● Direction
In your copy, leave out the pictures and repeat the entries below exactly.

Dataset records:
━━━━━━━━━━━━━━━━

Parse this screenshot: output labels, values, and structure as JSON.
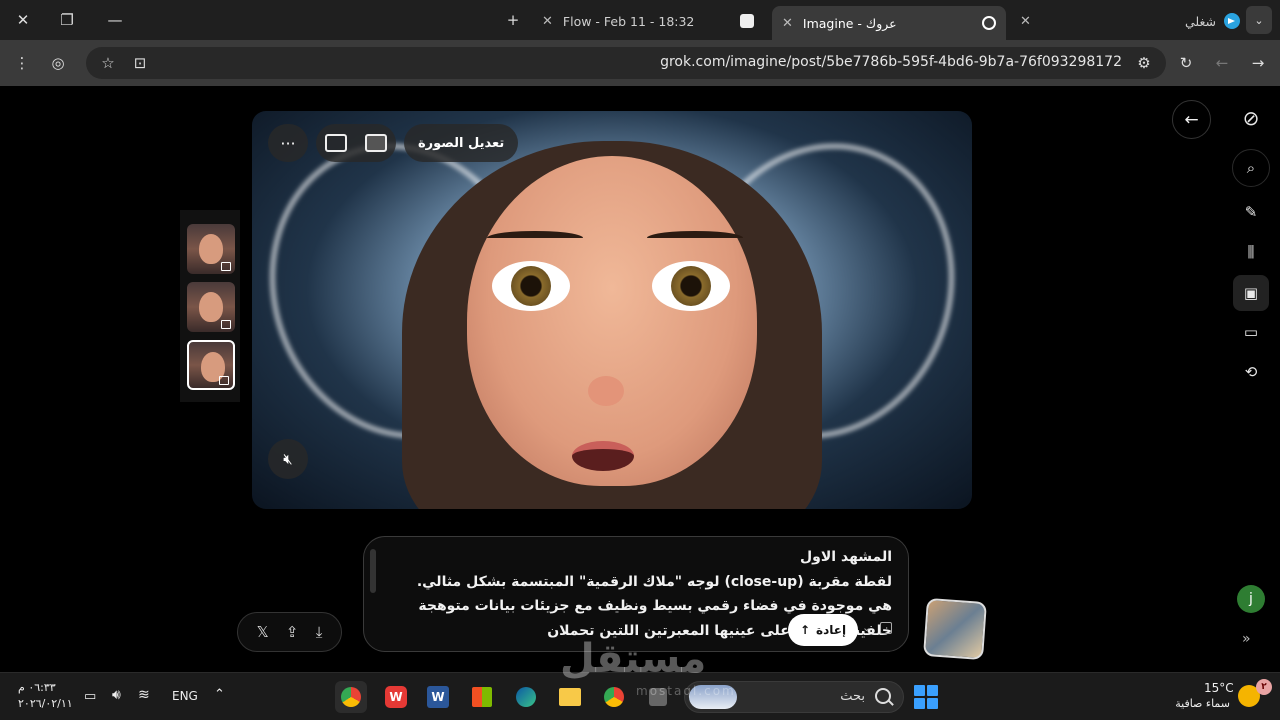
{
  "browser": {
    "tabs": [
      {
        "label": "Flow - Feb 11 - 18:32"
      },
      {
        "label": "Imagine - عروك"
      },
      {
        "label": "شغلي"
      }
    ],
    "url": "grok.com/imagine/post/5be7786b-595f-4bd6-9b7a-76f093298172"
  },
  "image_toolbar": {
    "edit_label": "تعديل الصورة",
    "more": "···"
  },
  "prompt": {
    "lines": [
      "المشهد الاول",
      "لقطة مقربة (close-up) لوجه \"ملاك الرقمية\" المبتسمة بشكل مثالي.",
      "هي موجودة في فضاء رقمي بسيط ونظيف مع جزيئات بيانات متوهجة",
      "خلفية. التركيز على عينيها المعبرتين اللتين تحملان"
    ],
    "redo_label": "إعادة"
  },
  "user": {
    "initial": "j"
  },
  "watermark": {
    "text": "مستقل",
    "sub": "mostaql.com"
  },
  "taskbar": {
    "time": "٠٦:٣٣ م",
    "date": "٢٠٢٦/٠٢/١١",
    "lang": "ENG",
    "search_label": "بحث",
    "weather_temp": "15°C",
    "weather_desc": "سماء صافية",
    "weather_badge": "٢"
  },
  "colors": {
    "accent": "#3aa0ff",
    "user_avatar": "#2e7d32"
  }
}
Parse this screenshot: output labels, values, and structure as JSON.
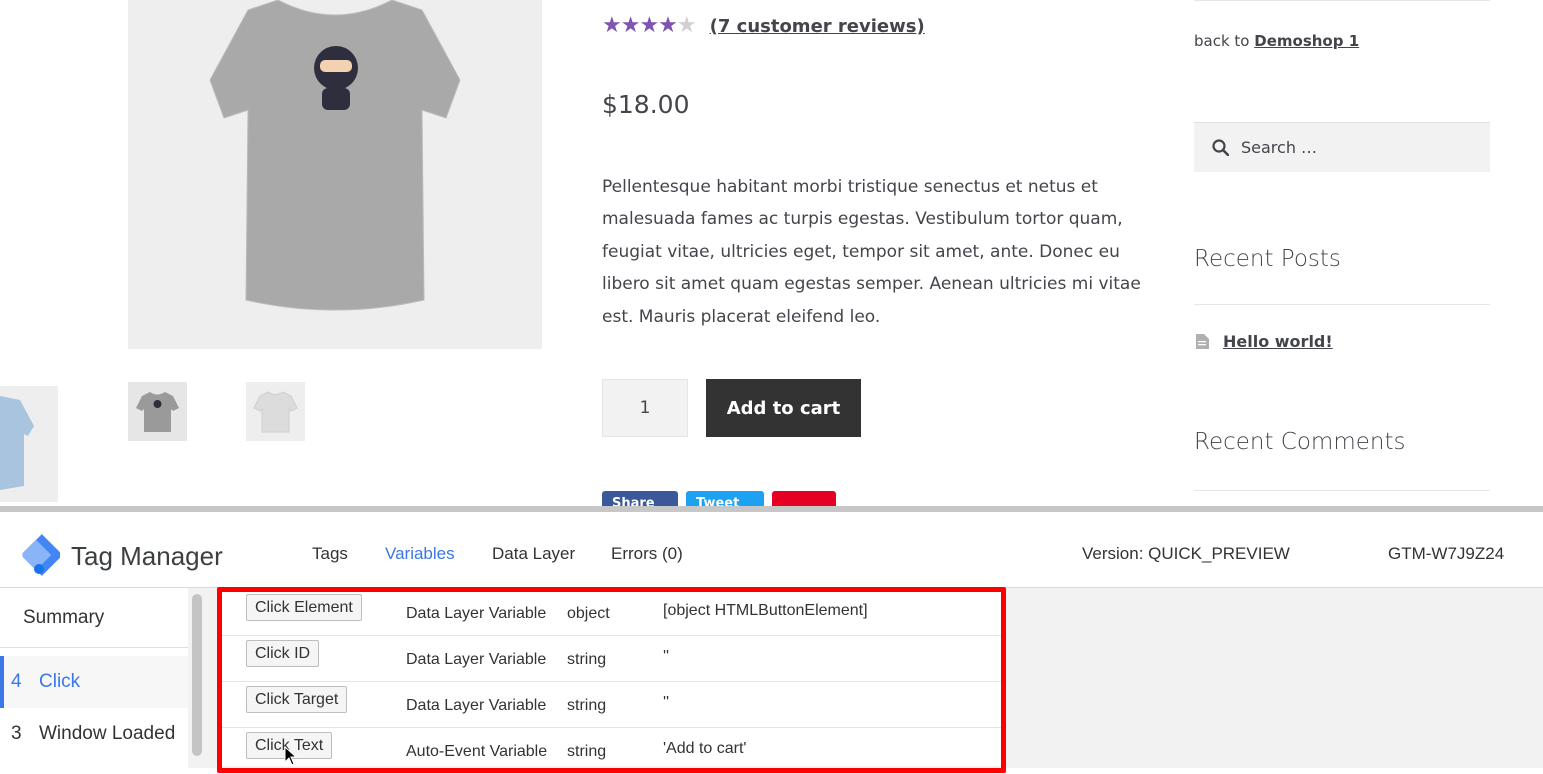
{
  "product": {
    "review_link": "(7 customer reviews)",
    "price": "$18.00",
    "description": "Pellentesque habitant morbi tristique senectus et netus et malesuada fames ac turpis egestas. Vestibulum tortor quam, feugiat vitae, ultricies eget, tempor sit amet, ante. Donec eu libero sit amet quam egestas semper. Aenean ultricies mi vitae est. Mauris placerat eleifend leo.",
    "quantity": "1",
    "add_to_cart": "Add to cart",
    "share_buttons": [
      "Share",
      "Tweet",
      ""
    ],
    "share_colors": [
      "#3b5998",
      "#1da1f2",
      "#e60023"
    ],
    "star_color": "#7f54b3"
  },
  "sidebar": {
    "back_prefix": "back to",
    "back_link": "Demoshop 1",
    "search_placeholder": "Search …",
    "recent_posts_title": "Recent Posts",
    "recent_post": "Hello world!",
    "recent_comments_title": "Recent Comments"
  },
  "gtm": {
    "title": "Tag Manager",
    "tabs": [
      "Tags",
      "Variables",
      "Data Layer",
      "Errors (0)"
    ],
    "active_tab": "Variables",
    "version": "Version: QUICK_PREVIEW",
    "container_id": "GTM-W7J9Z24",
    "accent_color": "#3b78e7",
    "nav": {
      "summary": "Summary",
      "items": [
        {
          "num": "4",
          "label": "Click",
          "active": true
        },
        {
          "num": "3",
          "label": "Window Loaded",
          "active": false
        }
      ]
    },
    "variables": [
      {
        "name": "Click Element",
        "type": "Data Layer Variable",
        "data_type": "object",
        "value": "[object HTMLButtonElement]"
      },
      {
        "name": "Click ID",
        "type": "Data Layer Variable",
        "data_type": "string",
        "value": "''"
      },
      {
        "name": "Click Target",
        "type": "Data Layer Variable",
        "data_type": "string",
        "value": "''"
      },
      {
        "name": "Click Text",
        "type": "Auto-Event Variable",
        "data_type": "string",
        "value": "'Add to cart'"
      }
    ],
    "highlight_color": "#ff0000"
  }
}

━━━━━━━━━━━━━━━━

● Output for this task
Parse this screenshot: output labels, values, and structure as JSON.
{
  "browser": {
    "tabs": [
      {
        "label": "Flow - Feb 11 - 18:32"
      },
      {
        "label": "Imagine - عروك"
      },
      {
        "label": "شغلي"
      }
    ],
    "url": "grok.com/imagine/post/5be7786b-595f-4bd6-9b7a-76f093298172"
  },
  "image_toolbar": {
    "edit_label": "تعديل الصورة",
    "more": "···"
  },
  "prompt": {
    "lines": [
      "المشهد الاول",
      "لقطة مقربة (close-up) لوجه \"ملاك الرقمية\" المبتسمة بشكل مثالي.",
      "هي موجودة في فضاء رقمي بسيط ونظيف مع جزيئات بيانات متوهجة",
      "خلفية. التركيز على عينيها المعبرتين اللتين تحملان"
    ],
    "redo_label": "إعادة"
  },
  "user": {
    "initial": "j"
  },
  "watermark": {
    "text": "مستقل",
    "sub": "mostaql.com"
  },
  "taskbar": {
    "time": "٠٦:٣٣ م",
    "date": "٢٠٢٦/٠٢/١١",
    "lang": "ENG",
    "search_label": "بحث",
    "weather_temp": "15°C",
    "weather_desc": "سماء صافية",
    "weather_badge": "٢"
  },
  "colors": {
    "accent": "#3aa0ff",
    "user_avatar": "#2e7d32"
  }
}
Parse this screenshot: output labels, values, and structure as JSON.
{
  "product": {
    "review_link": "(7 customer reviews)",
    "price": "$18.00",
    "description": "Pellentesque habitant morbi tristique senectus et netus et malesuada fames ac turpis egestas. Vestibulum tortor quam, feugiat vitae, ultricies eget, tempor sit amet, ante. Donec eu libero sit amet quam egestas semper. Aenean ultricies mi vitae est. Mauris placerat eleifend leo.",
    "quantity": "1",
    "add_to_cart": "Add to cart",
    "share_buttons": [
      "Share",
      "Tweet",
      ""
    ],
    "share_colors": [
      "#3b5998",
      "#1da1f2",
      "#e60023"
    ],
    "star_color": "#7f54b3"
  },
  "sidebar": {
    "back_prefix": "back to",
    "back_link": "Demoshop 1",
    "search_placeholder": "Search …",
    "recent_posts_title": "Recent Posts",
    "recent_post": "Hello world!",
    "recent_comments_title": "Recent Comments"
  },
  "gtm": {
    "title": "Tag Manager",
    "tabs": [
      "Tags",
      "Variables",
      "Data Layer",
      "Errors (0)"
    ],
    "active_tab": "Variables",
    "version": "Version: QUICK_PREVIEW",
    "container_id": "GTM-W7J9Z24",
    "accent_color": "#3b78e7",
    "nav": {
      "summary": "Summary",
      "items": [
        {
          "num": "4",
          "label": "Click",
          "active": true
        },
        {
          "num": "3",
          "label": "Window Loaded",
          "active": false
        }
      ]
    },
    "variables": [
      {
        "name": "Click Element",
        "type": "Data Layer Variable",
        "data_type": "object",
        "value": "[object HTMLButtonElement]"
      },
      {
        "name": "Click ID",
        "type": "Data Layer Variable",
        "data_type": "string",
        "value": "''"
      },
      {
        "name": "Click Target",
        "type": "Data Layer Variable",
        "data_type": "string",
        "value": "''"
      },
      {
        "name": "Click Text",
        "type": "Auto-Event Variable",
        "data_type": "string",
        "value": "'Add to cart'"
      }
    ],
    "highlight_color": "#ff0000"
  }
}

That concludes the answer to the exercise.